Data to use:
——

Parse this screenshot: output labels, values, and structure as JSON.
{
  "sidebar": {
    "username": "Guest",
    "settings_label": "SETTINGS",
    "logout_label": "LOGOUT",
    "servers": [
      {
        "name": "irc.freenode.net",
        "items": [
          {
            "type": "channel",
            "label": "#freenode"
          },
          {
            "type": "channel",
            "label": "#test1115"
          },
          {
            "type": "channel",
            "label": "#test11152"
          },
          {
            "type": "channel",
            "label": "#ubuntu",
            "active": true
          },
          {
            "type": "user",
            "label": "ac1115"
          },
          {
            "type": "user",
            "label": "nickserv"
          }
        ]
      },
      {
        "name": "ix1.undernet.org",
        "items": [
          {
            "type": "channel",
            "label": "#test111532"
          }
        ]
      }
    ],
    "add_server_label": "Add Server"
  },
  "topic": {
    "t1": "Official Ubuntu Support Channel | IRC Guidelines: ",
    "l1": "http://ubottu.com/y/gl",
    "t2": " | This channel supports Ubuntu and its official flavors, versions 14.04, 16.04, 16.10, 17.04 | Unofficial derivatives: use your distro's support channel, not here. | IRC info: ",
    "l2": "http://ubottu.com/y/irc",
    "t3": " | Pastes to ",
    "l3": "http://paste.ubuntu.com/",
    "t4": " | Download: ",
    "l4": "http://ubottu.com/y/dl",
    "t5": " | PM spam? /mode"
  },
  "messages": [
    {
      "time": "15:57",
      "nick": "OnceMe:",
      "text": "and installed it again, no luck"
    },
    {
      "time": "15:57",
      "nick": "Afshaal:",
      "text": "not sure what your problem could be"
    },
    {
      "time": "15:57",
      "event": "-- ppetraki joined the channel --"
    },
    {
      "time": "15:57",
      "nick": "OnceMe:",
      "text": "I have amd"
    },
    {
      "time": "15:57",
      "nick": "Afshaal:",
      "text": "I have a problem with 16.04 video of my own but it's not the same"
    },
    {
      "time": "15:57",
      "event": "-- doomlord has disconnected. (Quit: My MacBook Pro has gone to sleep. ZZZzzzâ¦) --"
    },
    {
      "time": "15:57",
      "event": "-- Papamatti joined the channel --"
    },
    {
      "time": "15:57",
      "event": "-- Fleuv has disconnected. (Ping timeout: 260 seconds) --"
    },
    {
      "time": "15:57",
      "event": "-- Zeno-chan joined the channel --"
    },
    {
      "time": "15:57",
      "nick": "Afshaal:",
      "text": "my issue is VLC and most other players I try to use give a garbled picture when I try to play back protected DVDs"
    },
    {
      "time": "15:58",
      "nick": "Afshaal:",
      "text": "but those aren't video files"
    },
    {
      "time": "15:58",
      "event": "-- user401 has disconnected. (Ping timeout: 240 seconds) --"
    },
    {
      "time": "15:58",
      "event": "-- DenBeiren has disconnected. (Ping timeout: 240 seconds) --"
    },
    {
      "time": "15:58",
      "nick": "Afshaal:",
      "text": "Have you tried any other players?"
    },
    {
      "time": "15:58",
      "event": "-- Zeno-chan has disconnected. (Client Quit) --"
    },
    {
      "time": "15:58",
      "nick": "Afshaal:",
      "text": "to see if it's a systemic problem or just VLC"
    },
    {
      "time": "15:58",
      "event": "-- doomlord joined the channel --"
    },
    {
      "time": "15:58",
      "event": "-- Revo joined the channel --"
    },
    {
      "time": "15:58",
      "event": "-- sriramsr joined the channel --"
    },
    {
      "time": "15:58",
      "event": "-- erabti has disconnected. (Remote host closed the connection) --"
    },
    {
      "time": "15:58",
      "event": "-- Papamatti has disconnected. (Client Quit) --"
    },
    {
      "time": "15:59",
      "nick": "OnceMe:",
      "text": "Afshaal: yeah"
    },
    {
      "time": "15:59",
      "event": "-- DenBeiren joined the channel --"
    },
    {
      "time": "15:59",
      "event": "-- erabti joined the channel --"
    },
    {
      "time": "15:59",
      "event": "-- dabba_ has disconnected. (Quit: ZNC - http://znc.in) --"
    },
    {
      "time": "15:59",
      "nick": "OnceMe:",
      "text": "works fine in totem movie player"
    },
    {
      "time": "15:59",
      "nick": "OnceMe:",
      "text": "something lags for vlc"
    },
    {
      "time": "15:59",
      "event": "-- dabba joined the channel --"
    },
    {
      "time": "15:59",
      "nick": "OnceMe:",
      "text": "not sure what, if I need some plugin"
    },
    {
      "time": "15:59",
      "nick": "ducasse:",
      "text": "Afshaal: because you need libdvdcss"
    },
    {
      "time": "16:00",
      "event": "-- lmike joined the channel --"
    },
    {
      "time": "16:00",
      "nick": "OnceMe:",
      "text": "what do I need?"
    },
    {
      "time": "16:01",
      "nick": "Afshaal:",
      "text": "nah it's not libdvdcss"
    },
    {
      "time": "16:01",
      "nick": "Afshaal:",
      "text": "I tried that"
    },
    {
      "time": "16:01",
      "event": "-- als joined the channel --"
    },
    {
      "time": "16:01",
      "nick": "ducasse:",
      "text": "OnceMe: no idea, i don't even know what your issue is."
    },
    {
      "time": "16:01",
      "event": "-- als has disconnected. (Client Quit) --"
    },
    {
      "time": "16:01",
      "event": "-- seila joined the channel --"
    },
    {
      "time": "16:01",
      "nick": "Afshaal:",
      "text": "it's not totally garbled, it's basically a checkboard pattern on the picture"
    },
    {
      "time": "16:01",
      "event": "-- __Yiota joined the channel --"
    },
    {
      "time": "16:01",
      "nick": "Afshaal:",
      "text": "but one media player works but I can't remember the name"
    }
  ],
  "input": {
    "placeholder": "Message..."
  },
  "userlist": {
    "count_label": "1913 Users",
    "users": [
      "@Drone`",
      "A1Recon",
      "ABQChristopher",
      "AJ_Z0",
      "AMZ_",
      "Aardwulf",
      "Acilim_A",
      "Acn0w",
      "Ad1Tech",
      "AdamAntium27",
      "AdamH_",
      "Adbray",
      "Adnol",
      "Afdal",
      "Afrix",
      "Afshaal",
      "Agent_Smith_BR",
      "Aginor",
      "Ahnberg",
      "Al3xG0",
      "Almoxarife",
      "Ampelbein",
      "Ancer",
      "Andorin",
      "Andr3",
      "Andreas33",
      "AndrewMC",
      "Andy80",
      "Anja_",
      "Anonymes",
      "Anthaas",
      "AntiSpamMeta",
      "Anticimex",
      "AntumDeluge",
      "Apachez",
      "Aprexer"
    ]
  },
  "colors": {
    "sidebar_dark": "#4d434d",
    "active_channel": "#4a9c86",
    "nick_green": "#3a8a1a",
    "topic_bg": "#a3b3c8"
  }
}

——

Check every line for "problem" and show the ones that have it.

      "text": "not sure what your problem could be"
      "text": "I have a problem with 16.04 video of my own but it's not the same"
      "text": "to see if it's a systemic problem or just VLC"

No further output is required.